EXERCISE PROMPT
Select from the data all lines with the word "prove".

DATASET RECORDS
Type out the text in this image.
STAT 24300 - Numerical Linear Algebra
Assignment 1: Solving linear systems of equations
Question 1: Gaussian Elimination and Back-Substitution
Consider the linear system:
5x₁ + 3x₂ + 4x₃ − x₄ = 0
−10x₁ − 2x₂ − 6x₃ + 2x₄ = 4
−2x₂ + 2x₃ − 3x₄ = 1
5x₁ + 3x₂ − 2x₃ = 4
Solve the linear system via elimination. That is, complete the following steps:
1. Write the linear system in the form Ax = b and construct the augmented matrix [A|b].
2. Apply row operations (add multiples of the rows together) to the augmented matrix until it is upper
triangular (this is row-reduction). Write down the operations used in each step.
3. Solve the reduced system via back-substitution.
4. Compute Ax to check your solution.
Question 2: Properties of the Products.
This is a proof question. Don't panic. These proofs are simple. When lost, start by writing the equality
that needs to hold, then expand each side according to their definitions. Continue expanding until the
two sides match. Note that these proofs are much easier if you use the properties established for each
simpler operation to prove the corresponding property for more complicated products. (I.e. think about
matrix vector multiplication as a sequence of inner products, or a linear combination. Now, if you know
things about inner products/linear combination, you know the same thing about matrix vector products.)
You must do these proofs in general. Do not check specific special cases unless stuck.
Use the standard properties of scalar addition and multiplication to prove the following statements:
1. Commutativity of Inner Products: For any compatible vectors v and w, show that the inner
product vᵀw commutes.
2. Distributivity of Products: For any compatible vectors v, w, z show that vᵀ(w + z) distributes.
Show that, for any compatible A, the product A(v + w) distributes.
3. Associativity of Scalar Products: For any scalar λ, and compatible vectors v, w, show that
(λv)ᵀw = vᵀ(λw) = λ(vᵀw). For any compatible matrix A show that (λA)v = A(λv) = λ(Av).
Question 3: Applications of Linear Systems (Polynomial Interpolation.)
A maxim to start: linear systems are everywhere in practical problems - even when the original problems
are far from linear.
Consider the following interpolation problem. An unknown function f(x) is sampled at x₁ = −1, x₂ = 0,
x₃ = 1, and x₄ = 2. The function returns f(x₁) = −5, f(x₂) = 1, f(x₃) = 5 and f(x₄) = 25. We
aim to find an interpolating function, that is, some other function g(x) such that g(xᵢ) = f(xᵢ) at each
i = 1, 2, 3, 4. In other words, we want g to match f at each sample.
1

* * *

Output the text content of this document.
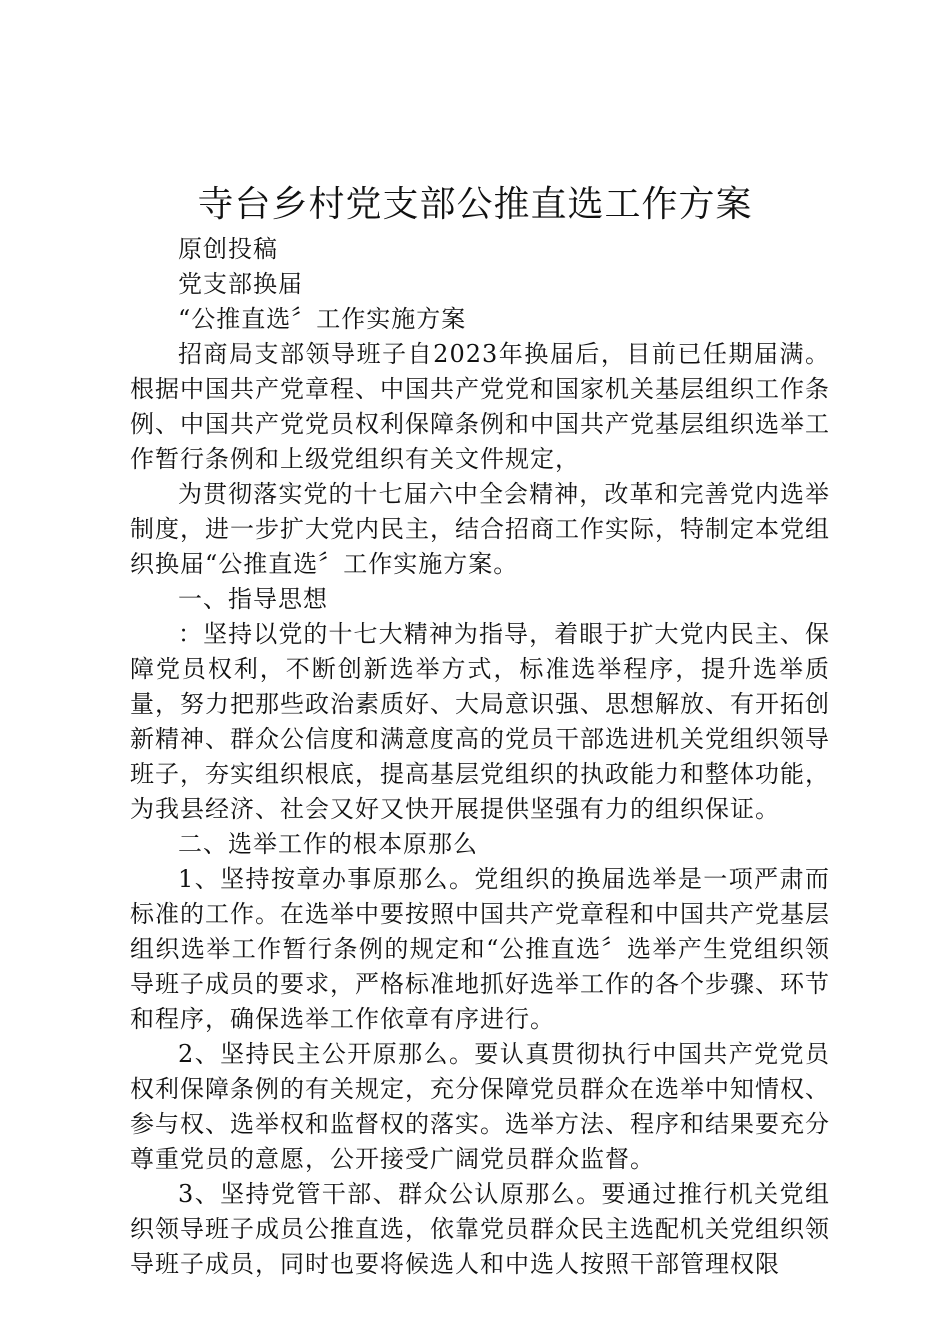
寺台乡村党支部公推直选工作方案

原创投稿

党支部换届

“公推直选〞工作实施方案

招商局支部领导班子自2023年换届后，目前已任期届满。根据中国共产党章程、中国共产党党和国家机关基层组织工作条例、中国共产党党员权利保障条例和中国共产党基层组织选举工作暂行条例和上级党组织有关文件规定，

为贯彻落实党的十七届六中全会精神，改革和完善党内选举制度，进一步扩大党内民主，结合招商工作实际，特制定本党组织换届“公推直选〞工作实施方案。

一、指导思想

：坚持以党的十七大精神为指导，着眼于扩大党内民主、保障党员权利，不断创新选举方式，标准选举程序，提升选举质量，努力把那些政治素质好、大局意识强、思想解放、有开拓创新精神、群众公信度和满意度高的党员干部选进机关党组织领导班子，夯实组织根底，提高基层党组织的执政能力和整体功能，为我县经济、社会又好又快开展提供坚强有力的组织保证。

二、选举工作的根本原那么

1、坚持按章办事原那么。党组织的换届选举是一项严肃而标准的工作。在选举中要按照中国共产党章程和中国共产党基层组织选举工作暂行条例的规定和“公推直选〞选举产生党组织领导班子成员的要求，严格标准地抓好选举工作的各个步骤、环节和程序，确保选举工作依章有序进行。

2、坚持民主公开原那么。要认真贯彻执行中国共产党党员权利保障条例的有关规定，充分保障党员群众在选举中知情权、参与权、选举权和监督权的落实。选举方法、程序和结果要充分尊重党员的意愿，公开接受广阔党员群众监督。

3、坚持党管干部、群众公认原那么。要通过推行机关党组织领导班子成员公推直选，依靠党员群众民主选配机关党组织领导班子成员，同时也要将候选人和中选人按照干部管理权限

EXERCISE OUTPUT
simpler operation to prove the corresponding property for more complicated products. (I.e. think about
Use the standard properties of scalar addition and multiplication to prove the following statements:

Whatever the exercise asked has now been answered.